Records:
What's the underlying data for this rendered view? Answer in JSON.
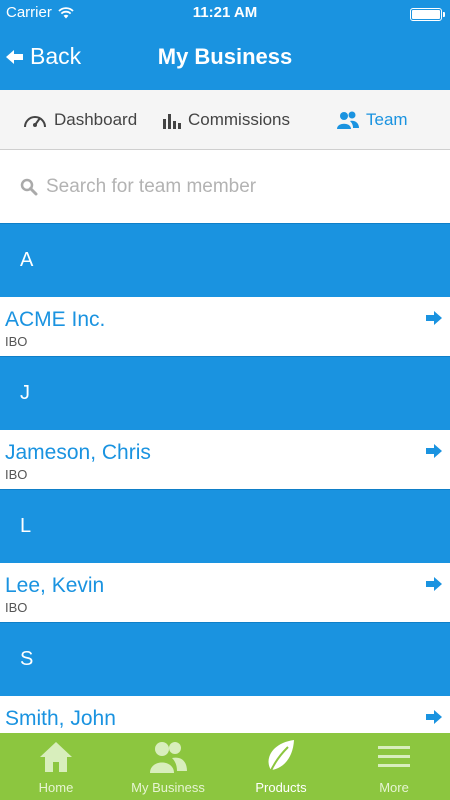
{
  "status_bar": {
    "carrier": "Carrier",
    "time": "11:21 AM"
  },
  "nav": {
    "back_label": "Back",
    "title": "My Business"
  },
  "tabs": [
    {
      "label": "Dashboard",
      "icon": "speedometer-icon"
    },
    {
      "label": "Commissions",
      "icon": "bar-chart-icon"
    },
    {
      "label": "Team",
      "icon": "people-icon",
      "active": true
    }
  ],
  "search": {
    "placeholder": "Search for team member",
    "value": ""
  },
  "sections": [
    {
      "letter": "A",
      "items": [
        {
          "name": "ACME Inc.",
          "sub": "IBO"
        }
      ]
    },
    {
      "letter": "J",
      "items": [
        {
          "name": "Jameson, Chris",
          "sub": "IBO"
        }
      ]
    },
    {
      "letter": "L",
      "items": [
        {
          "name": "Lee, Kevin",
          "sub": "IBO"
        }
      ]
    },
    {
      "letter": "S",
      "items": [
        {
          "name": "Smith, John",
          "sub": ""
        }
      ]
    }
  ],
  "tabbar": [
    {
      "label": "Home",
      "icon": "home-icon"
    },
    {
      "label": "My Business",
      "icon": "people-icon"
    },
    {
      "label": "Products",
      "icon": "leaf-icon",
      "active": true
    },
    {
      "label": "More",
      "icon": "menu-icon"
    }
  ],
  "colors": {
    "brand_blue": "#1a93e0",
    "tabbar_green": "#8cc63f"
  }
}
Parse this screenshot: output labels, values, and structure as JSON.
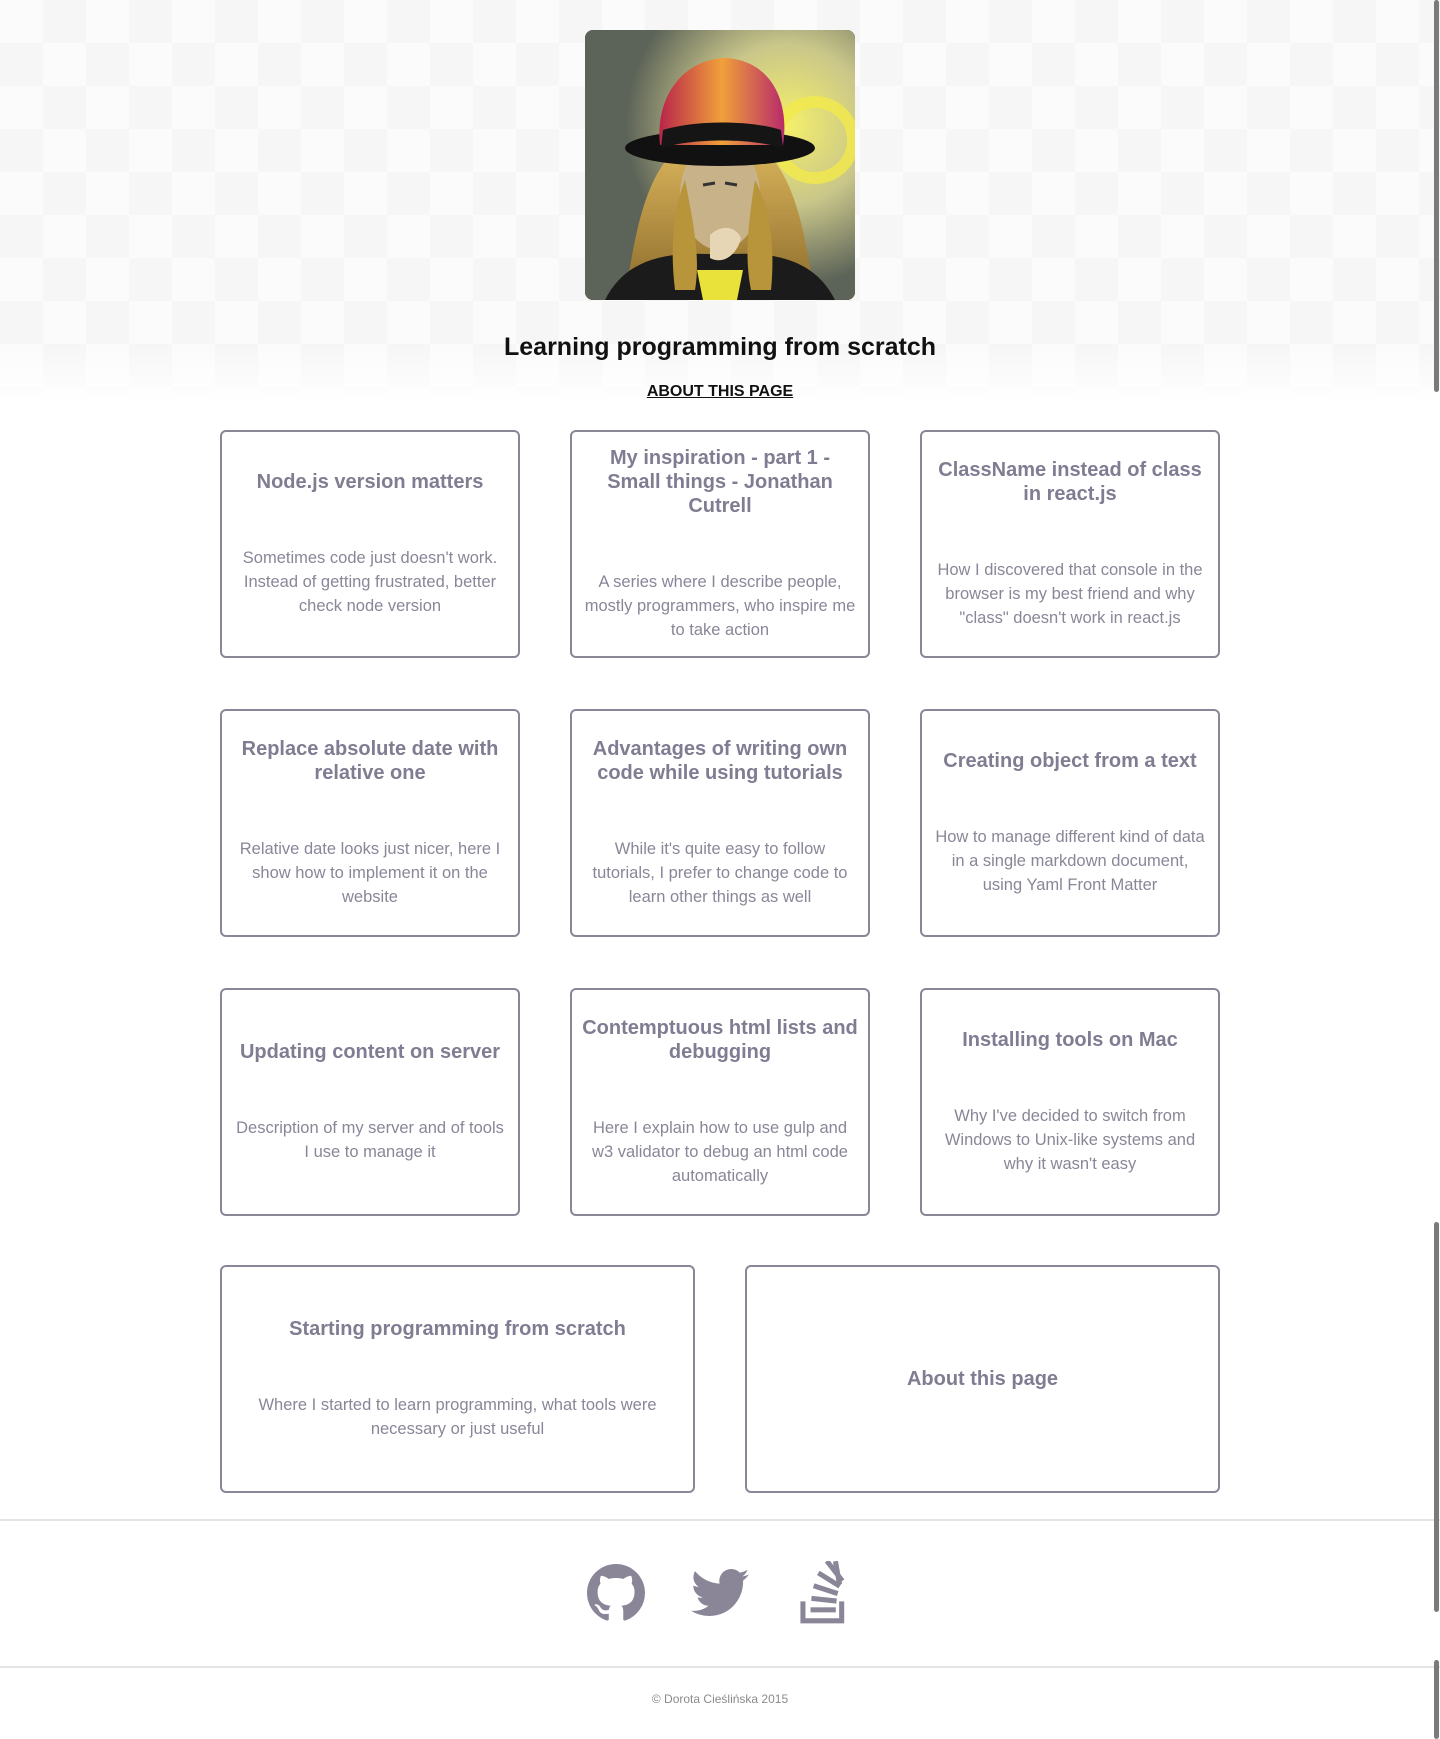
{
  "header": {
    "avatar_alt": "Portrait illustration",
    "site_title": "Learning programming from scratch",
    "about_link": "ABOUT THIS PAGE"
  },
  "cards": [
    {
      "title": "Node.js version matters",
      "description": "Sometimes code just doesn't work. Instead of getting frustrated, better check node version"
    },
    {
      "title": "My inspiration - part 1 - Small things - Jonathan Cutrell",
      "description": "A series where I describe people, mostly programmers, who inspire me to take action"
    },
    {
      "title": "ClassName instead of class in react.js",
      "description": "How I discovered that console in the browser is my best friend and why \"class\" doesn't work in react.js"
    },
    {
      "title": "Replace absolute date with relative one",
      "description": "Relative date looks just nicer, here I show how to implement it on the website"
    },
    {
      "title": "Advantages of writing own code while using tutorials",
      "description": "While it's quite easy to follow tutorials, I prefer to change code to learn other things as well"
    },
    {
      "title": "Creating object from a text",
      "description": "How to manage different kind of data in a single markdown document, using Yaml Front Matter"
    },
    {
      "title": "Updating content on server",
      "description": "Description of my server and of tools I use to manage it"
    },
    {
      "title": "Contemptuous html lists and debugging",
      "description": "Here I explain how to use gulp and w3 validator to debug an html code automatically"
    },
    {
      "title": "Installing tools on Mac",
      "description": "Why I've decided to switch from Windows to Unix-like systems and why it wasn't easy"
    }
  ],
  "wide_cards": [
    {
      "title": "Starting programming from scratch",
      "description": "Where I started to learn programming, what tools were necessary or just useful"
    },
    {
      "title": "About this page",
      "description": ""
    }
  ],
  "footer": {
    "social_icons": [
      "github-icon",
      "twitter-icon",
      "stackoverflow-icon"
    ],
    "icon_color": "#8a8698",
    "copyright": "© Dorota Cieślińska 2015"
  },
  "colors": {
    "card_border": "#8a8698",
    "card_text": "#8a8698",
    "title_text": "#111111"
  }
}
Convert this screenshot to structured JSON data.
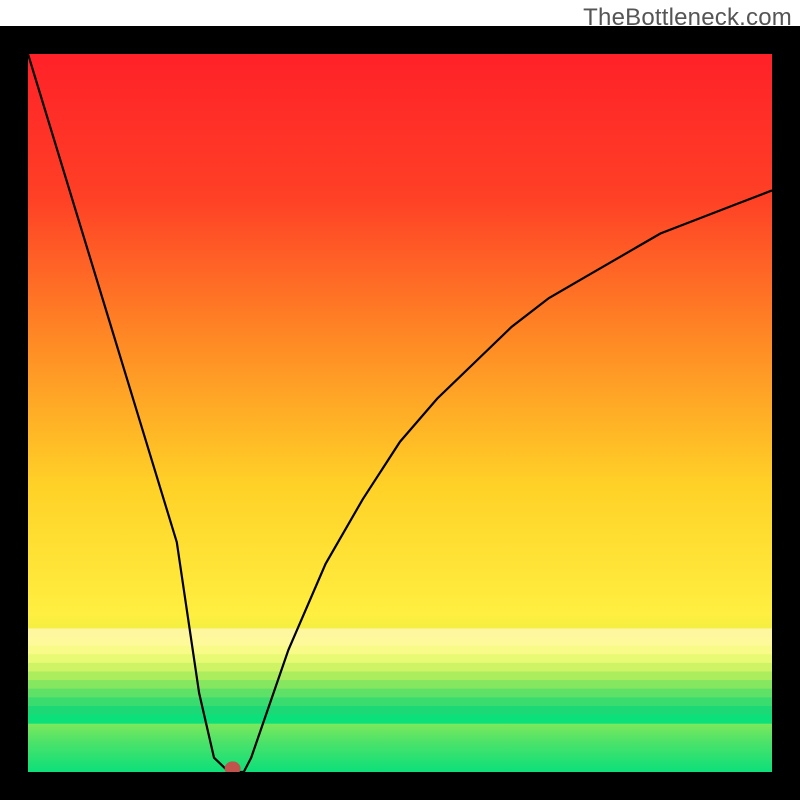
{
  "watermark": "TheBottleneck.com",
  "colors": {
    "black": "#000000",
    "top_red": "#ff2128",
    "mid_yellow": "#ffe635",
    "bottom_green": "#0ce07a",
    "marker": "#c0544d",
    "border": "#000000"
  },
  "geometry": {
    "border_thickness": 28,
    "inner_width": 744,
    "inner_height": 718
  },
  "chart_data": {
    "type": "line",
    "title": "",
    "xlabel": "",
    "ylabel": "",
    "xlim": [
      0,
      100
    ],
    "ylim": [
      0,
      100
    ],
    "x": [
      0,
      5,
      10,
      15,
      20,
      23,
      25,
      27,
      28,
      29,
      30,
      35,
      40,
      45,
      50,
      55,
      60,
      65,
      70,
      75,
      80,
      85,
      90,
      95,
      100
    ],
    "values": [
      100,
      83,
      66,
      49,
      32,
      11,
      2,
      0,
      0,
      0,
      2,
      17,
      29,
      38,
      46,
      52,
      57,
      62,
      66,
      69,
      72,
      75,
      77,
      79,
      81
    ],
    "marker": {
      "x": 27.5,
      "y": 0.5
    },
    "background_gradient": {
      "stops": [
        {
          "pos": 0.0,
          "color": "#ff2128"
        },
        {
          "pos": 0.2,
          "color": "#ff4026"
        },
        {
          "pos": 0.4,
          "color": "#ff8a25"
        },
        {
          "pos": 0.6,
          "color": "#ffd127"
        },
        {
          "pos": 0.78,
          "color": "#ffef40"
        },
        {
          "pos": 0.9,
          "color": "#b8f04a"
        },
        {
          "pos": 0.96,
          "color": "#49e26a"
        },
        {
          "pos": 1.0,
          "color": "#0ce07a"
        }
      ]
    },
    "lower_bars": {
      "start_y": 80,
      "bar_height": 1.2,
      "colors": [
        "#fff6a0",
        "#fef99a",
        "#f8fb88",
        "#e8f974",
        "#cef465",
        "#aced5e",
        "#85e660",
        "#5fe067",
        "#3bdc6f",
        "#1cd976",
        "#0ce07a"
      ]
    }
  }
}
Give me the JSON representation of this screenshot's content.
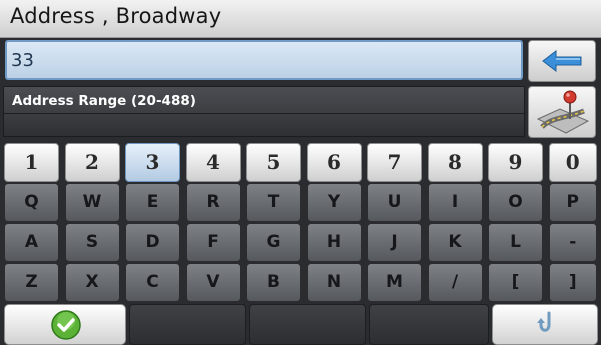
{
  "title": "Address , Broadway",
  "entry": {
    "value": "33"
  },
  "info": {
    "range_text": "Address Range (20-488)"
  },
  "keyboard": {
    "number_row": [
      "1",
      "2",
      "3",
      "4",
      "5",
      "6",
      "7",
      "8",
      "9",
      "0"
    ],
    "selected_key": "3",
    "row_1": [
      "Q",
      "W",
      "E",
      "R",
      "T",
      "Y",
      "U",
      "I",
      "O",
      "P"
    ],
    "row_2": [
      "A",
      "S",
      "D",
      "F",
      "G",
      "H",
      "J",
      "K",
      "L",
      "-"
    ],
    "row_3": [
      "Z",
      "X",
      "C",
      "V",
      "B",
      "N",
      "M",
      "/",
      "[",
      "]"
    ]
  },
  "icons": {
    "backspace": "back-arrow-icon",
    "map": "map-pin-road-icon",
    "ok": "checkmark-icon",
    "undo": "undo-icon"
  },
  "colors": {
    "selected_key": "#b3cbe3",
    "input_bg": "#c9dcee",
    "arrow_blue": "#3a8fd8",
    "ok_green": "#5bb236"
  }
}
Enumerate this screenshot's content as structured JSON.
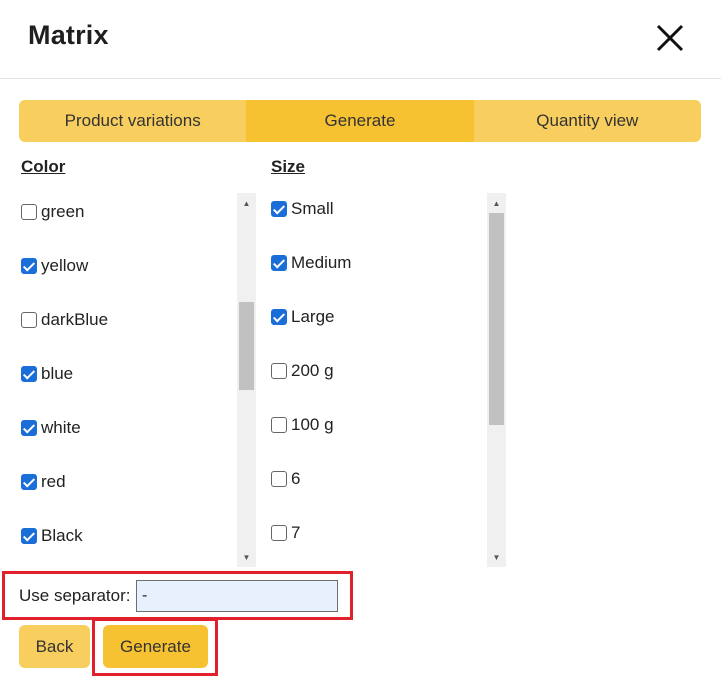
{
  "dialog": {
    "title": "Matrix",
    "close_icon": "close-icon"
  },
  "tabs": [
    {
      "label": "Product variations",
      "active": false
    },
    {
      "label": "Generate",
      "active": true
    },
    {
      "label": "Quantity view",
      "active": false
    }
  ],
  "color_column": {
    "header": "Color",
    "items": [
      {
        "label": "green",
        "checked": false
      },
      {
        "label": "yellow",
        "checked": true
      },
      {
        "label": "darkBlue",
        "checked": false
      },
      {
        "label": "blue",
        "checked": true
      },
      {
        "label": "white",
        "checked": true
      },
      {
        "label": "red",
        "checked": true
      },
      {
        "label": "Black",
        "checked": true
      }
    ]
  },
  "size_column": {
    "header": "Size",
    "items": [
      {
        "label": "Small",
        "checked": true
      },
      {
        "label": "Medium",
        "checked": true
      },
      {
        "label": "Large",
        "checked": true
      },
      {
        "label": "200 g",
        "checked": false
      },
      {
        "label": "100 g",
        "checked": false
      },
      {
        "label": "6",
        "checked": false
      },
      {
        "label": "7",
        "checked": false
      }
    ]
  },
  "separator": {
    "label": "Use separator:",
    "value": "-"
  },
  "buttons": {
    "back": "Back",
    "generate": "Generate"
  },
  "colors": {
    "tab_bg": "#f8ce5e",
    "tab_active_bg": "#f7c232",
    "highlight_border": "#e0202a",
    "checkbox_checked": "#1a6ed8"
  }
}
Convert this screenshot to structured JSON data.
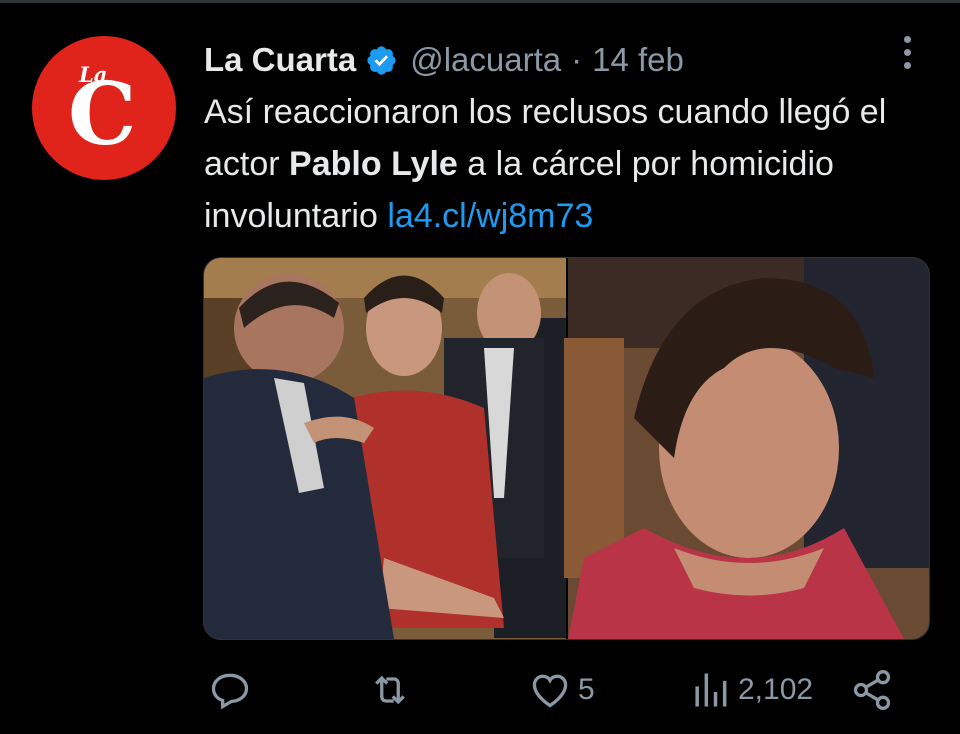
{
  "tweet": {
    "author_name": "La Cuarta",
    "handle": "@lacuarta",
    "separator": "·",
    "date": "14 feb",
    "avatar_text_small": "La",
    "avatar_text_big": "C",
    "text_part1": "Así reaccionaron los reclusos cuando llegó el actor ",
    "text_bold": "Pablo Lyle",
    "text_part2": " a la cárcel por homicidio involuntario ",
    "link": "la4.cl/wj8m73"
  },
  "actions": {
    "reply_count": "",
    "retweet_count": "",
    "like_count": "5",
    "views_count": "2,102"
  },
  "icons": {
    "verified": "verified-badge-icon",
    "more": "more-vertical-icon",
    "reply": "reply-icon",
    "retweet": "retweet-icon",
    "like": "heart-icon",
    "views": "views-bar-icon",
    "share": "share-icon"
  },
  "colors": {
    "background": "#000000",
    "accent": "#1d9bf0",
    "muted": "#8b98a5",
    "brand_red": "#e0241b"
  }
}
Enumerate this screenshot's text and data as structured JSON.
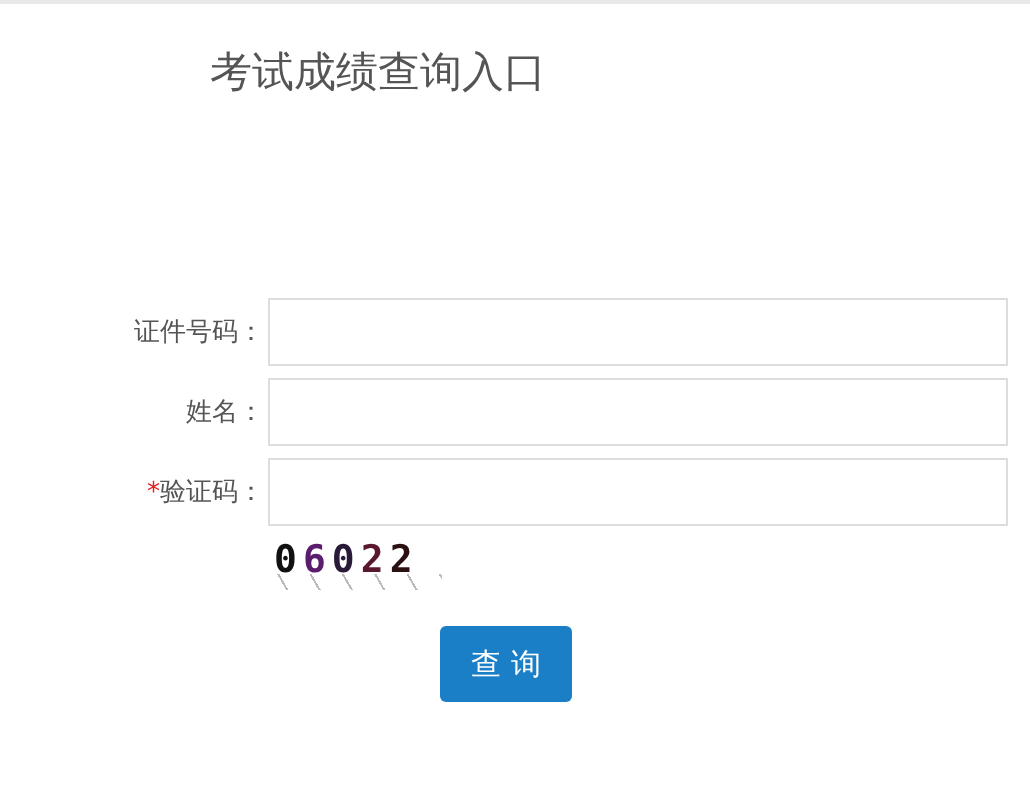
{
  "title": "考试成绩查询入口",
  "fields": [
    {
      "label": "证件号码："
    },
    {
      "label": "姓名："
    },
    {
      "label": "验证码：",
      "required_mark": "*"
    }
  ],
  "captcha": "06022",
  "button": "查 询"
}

WHAT THIS TASK INVOLVES. Return all lines containing "separator".

OUTPUT BELOW.
  "separator": {
    "label": "Use separator:",
    "separator": "·",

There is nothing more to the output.